[WRITTEN TASK]
Pick out every line that holds the string "White" and copy it.

[SUPPLIED MATERIAL]
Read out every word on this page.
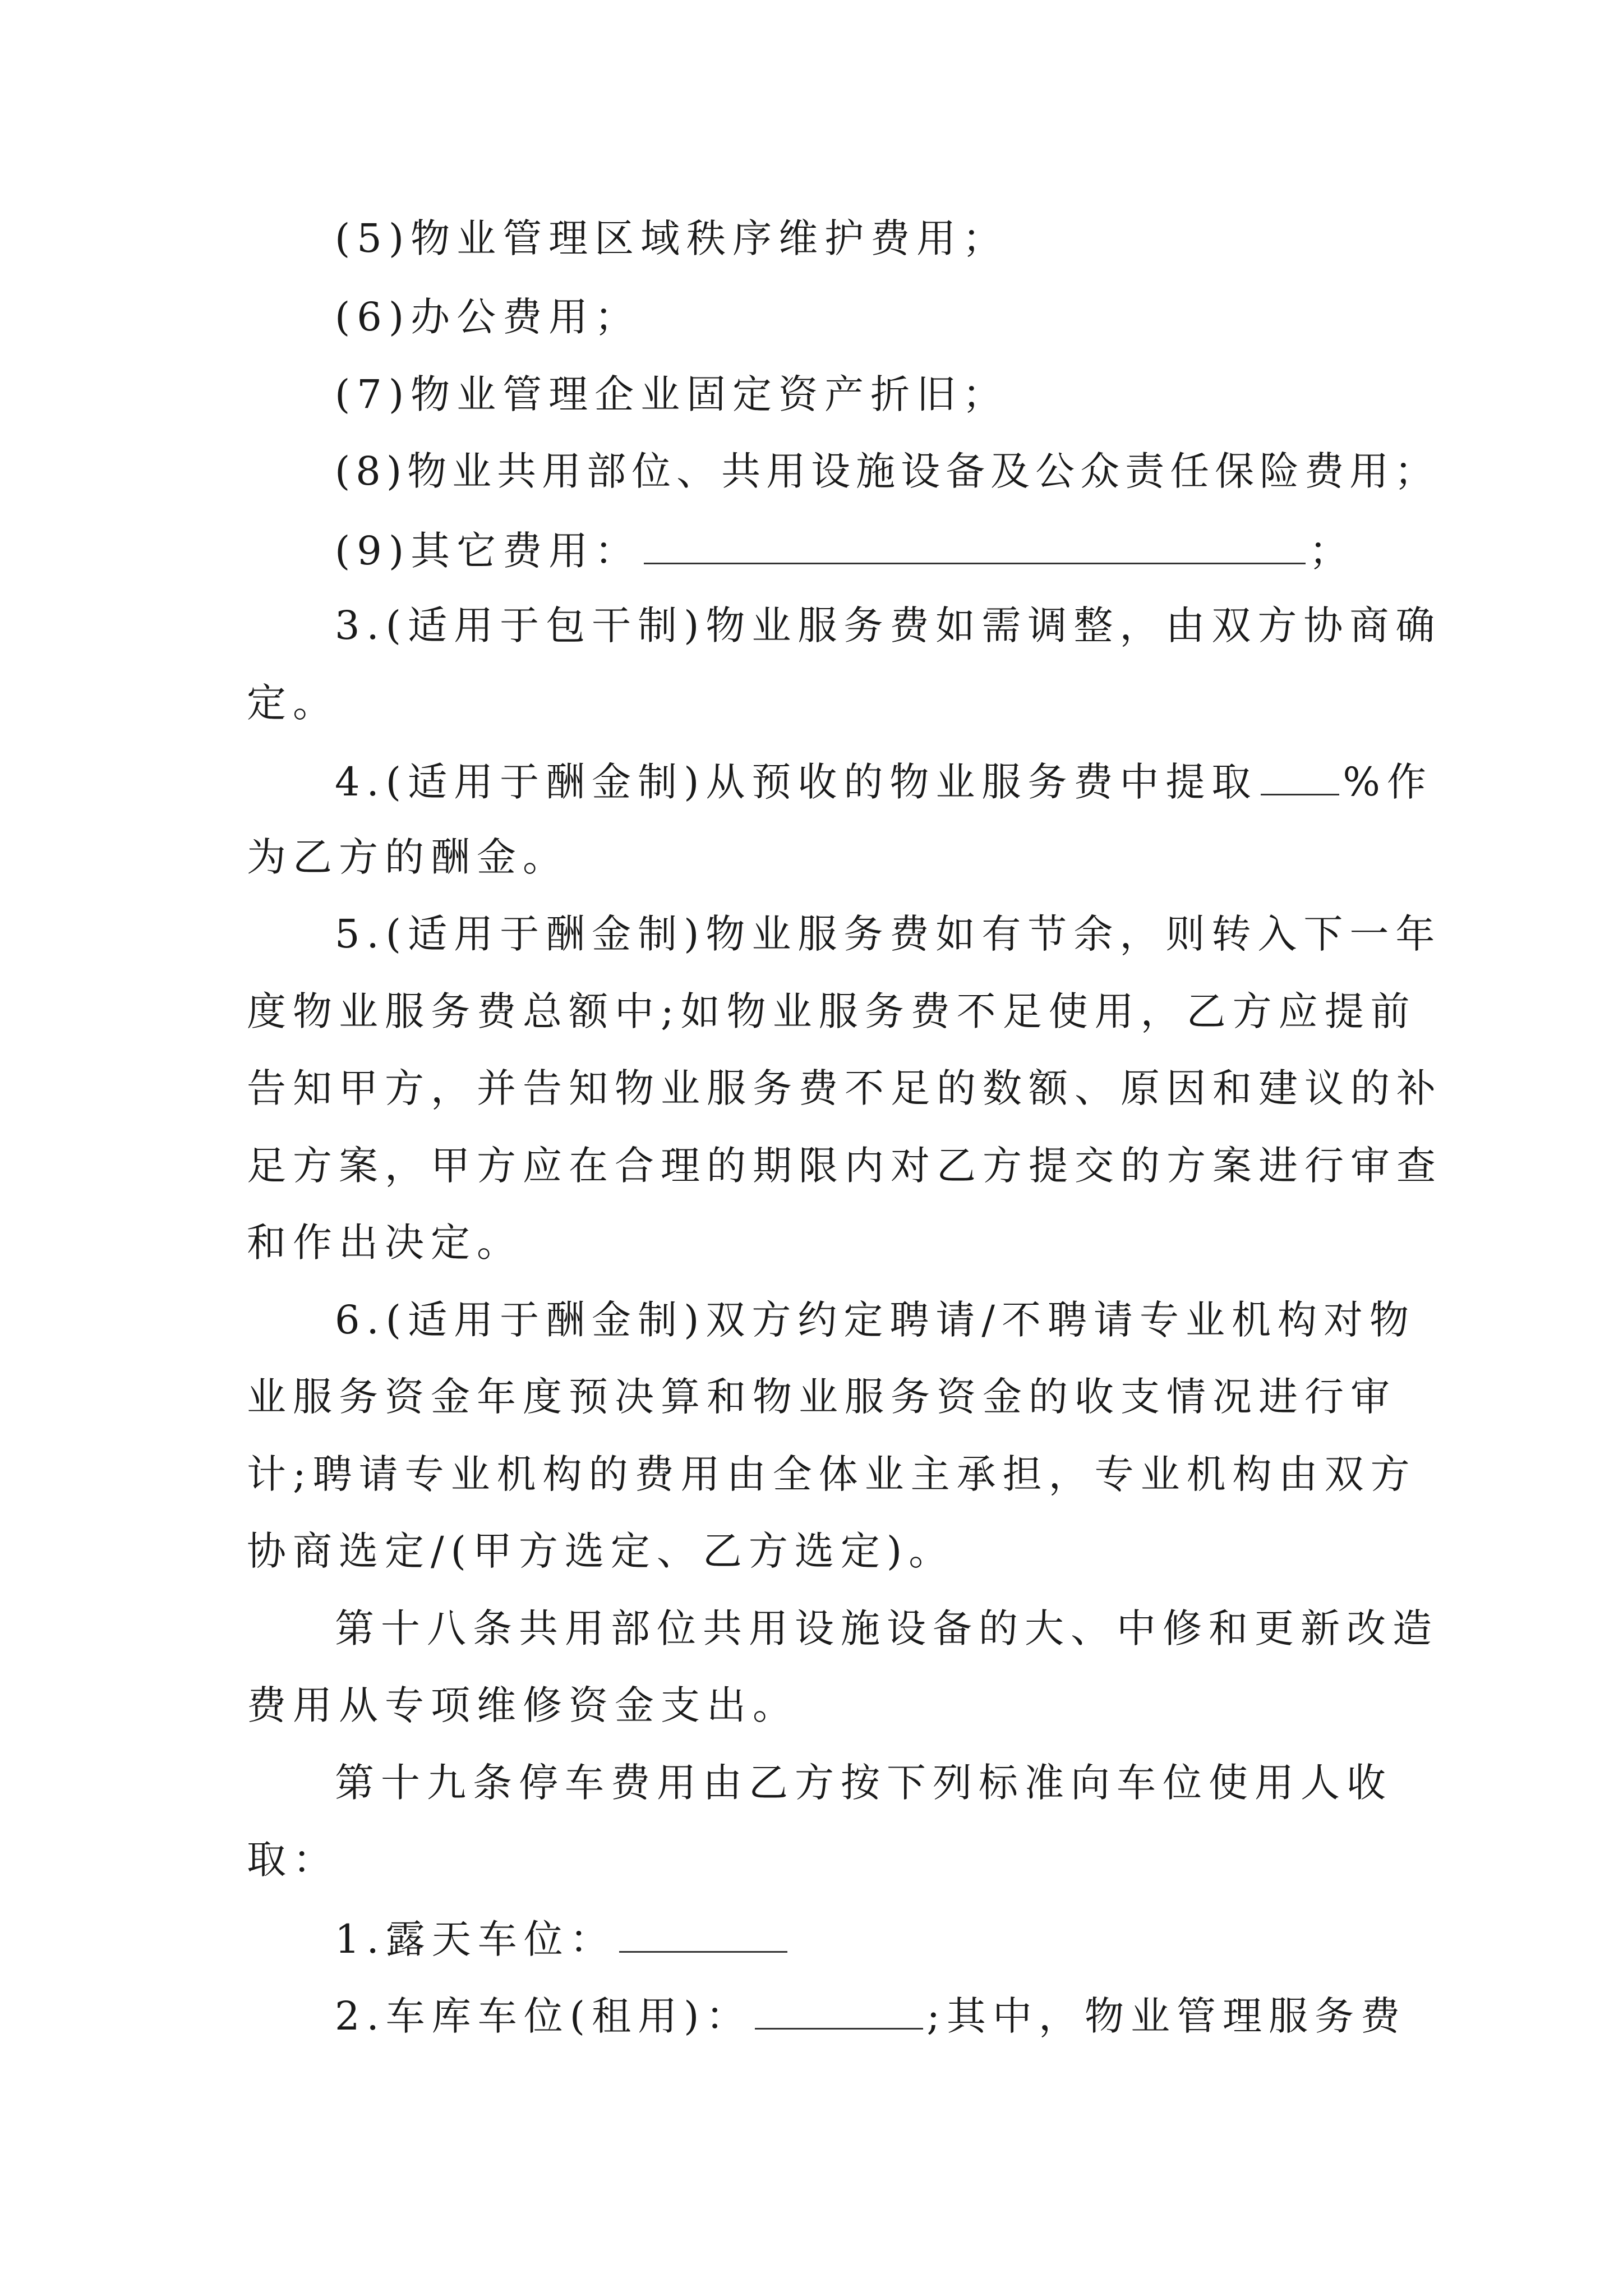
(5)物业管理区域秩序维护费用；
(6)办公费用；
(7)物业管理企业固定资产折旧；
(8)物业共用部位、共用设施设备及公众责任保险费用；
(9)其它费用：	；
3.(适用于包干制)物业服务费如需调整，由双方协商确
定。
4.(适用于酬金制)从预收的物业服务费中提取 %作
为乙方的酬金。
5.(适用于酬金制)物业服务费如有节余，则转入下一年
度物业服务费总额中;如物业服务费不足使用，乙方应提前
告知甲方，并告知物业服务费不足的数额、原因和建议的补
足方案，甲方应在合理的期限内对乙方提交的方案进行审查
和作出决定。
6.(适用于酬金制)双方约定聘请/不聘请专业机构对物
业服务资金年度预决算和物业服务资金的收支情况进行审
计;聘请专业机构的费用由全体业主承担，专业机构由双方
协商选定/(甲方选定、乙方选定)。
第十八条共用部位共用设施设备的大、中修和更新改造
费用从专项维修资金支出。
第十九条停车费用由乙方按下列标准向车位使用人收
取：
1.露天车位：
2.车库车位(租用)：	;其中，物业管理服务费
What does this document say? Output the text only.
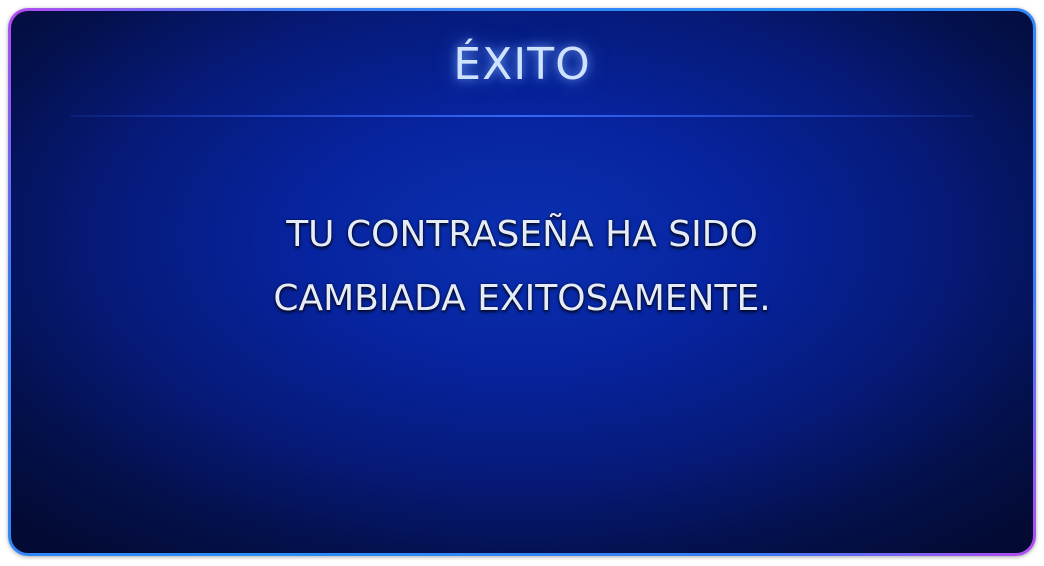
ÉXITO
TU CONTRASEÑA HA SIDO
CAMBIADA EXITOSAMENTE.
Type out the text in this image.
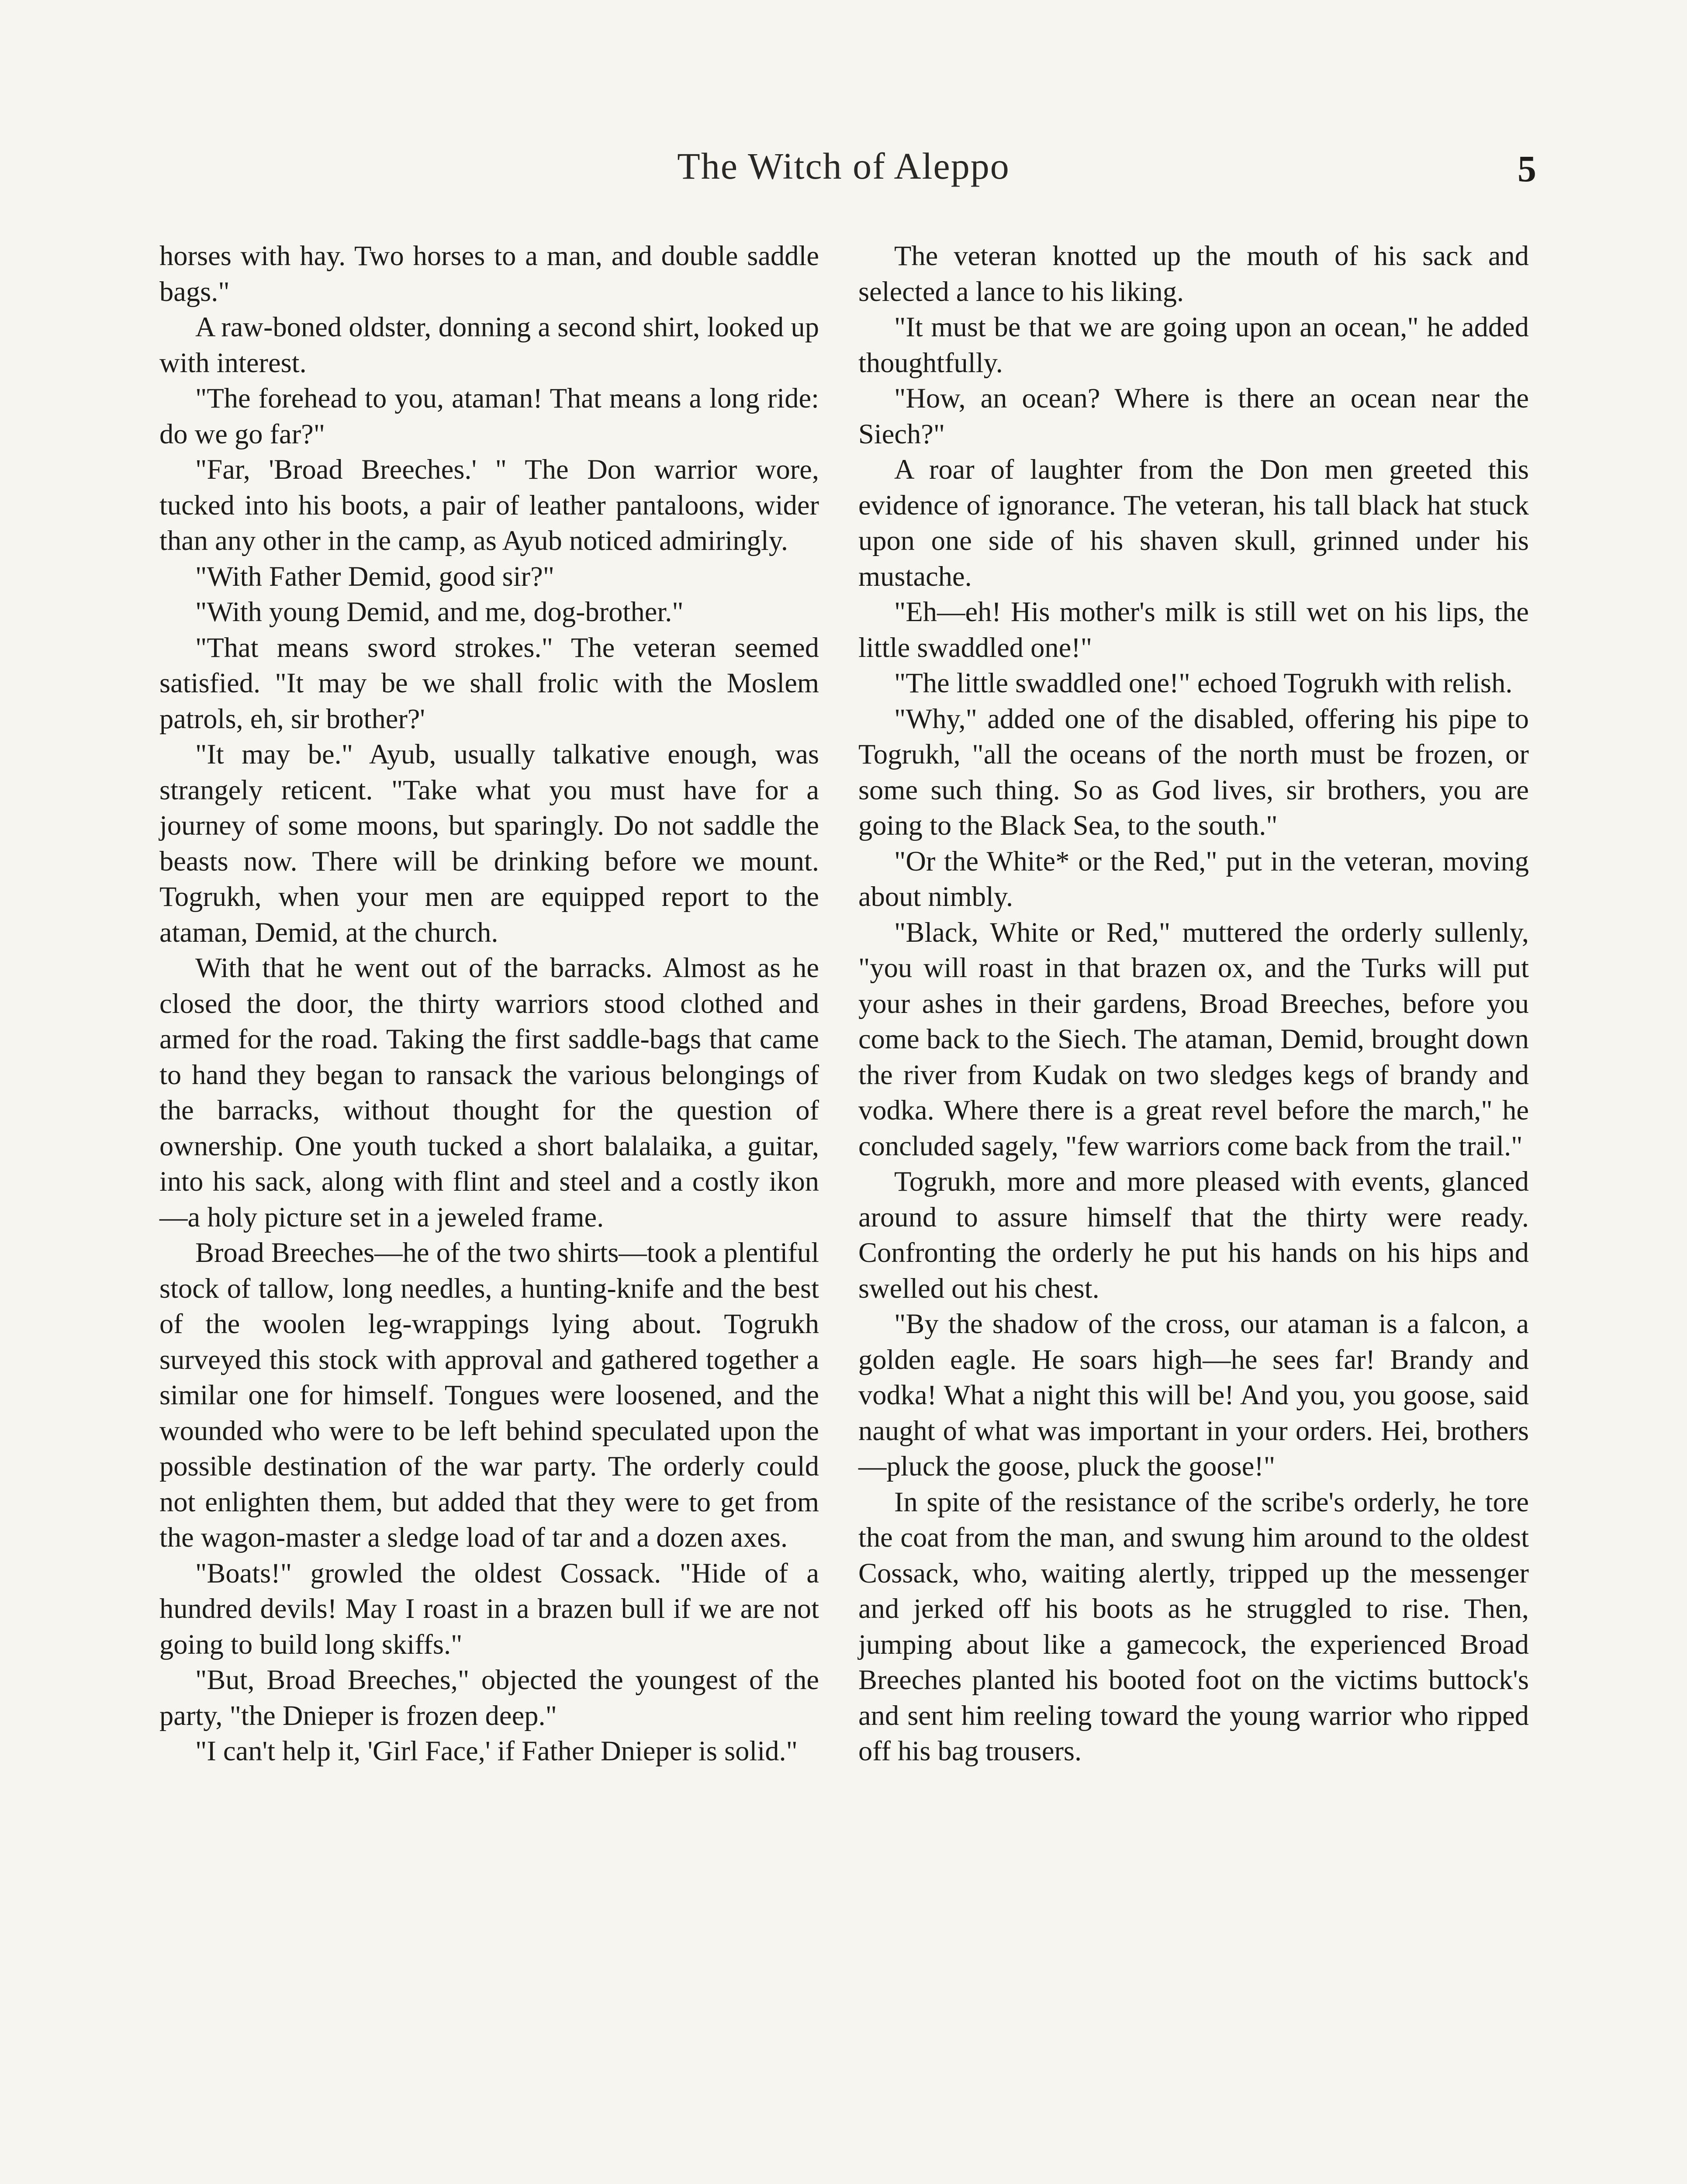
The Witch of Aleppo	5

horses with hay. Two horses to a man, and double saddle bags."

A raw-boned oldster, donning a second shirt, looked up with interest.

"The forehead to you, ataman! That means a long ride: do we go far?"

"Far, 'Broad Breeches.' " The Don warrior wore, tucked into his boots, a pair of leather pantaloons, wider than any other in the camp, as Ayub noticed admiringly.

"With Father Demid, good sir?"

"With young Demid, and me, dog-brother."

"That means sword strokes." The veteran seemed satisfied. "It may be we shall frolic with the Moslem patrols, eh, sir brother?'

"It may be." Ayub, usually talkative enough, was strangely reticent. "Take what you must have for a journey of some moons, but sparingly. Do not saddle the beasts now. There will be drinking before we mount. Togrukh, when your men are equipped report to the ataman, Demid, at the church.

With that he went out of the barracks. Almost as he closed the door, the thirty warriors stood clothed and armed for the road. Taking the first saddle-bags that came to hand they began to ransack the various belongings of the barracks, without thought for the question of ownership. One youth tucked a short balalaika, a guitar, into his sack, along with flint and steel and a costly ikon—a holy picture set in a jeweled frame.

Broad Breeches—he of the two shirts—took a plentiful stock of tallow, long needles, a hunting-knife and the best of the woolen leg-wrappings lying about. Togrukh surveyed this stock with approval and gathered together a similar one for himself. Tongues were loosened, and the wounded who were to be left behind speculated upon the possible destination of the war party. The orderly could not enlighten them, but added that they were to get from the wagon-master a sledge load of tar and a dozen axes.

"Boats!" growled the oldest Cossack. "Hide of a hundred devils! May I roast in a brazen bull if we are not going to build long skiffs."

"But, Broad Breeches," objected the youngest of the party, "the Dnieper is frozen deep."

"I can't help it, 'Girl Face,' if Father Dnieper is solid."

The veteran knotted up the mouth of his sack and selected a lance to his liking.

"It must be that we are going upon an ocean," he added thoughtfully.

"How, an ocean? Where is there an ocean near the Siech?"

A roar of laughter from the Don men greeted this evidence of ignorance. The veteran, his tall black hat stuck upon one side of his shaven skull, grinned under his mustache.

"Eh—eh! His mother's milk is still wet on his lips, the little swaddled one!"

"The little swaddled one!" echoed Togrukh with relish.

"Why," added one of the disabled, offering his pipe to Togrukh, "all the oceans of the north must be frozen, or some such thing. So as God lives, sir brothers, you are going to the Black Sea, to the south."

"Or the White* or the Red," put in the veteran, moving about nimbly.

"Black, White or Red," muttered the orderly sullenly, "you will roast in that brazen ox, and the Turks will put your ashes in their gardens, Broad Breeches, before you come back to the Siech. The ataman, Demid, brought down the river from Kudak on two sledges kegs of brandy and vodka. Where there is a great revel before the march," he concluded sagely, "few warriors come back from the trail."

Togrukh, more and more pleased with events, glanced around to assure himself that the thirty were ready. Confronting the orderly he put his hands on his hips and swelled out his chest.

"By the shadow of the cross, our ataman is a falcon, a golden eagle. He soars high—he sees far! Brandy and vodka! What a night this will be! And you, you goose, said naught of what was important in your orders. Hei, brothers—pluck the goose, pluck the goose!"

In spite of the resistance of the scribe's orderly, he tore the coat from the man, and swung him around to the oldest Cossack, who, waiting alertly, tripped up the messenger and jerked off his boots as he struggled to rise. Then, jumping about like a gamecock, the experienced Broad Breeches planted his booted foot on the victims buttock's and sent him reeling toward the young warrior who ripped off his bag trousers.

[COMPLETE ANSWER]
"Or the White* or the Red," put in the veteran, moving about nimbly.
"Black, White or Red," muttered the orderly sullenly, "you will roast in that brazen ox, and the Turks will put your ashes in their gardens, Broad Breeches, before you come back to the Siech. The ataman, Demid, brought down the river from Kudak on two sledges kegs of brandy and vodka. Where there is a great revel before the march," he concluded sagely, "few warriors come back from the trail."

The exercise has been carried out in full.